▶ _Exercise instructions_
Below are the records; copy each line in them that holds the word "других".

▶ _Stored rows_
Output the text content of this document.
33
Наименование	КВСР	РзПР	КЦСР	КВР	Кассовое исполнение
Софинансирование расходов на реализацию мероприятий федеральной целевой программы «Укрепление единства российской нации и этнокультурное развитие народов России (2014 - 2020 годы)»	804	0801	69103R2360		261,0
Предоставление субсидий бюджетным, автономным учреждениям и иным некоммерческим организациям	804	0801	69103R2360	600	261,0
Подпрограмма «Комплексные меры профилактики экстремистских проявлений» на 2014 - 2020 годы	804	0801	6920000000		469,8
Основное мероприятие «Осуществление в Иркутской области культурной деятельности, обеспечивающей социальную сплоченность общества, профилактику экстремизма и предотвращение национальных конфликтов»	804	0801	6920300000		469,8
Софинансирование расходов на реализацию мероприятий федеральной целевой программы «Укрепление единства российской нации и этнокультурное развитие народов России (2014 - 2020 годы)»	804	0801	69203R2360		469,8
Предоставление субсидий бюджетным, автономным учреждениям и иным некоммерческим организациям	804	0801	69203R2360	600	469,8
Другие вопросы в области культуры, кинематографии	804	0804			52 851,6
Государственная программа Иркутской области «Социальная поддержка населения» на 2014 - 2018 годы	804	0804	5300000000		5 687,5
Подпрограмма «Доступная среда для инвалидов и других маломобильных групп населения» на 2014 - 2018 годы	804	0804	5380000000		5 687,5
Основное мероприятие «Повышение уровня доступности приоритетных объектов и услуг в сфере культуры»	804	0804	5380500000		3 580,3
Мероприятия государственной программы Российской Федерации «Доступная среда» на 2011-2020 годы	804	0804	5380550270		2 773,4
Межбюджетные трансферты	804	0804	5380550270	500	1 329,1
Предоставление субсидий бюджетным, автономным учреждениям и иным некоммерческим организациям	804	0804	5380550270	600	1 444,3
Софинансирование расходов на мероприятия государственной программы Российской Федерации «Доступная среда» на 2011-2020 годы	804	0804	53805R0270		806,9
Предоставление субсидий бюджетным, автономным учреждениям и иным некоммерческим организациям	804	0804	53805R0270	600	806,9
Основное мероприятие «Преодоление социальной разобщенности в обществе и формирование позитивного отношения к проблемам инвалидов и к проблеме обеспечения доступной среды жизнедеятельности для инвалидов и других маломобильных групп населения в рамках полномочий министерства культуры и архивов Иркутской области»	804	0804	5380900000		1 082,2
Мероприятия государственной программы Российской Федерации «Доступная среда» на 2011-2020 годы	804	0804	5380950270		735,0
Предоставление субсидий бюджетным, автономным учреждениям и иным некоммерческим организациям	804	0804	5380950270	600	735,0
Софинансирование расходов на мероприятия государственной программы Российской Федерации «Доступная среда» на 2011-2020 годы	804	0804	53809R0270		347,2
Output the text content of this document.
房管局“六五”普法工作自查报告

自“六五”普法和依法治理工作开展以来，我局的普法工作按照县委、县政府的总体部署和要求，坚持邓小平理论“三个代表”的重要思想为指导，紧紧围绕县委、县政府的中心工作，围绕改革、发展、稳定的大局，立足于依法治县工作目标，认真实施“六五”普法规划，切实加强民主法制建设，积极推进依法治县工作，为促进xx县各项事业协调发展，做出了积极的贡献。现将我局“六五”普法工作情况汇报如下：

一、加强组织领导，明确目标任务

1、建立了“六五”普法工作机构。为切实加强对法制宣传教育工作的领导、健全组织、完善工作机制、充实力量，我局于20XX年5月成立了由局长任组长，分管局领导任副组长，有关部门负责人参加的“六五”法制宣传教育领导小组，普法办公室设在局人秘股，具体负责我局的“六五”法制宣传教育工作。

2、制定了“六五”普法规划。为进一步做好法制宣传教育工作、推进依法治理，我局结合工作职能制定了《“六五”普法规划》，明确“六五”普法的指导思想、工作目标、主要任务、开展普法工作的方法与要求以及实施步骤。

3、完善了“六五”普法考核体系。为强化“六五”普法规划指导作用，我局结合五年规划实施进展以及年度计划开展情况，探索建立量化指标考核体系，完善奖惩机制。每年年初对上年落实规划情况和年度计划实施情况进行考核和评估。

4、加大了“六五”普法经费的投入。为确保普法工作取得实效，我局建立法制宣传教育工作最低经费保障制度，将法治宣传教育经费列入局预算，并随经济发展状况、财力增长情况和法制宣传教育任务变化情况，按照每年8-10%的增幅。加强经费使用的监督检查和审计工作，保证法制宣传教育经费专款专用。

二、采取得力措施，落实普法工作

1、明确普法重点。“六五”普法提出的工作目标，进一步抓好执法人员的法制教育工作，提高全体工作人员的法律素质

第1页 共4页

▶ _Task output_
Подпрограмма «Доступная среда для инвалидов и других маломобильных групп населения» на 2014 - 2018 годы	804	0804	5380000000		5 687,5
Основное мероприятие «Преодоление социальной разобщенности в обществе и формирование позитивного отношения к проблемам инвалидов и к проблеме обеспечения доступной среды жизнедеятельности для инвалидов и других маломобильных групп населения в рамках полномочий министерства культуры и архивов Иркутской области»	804	0804	5380900000		1 082,2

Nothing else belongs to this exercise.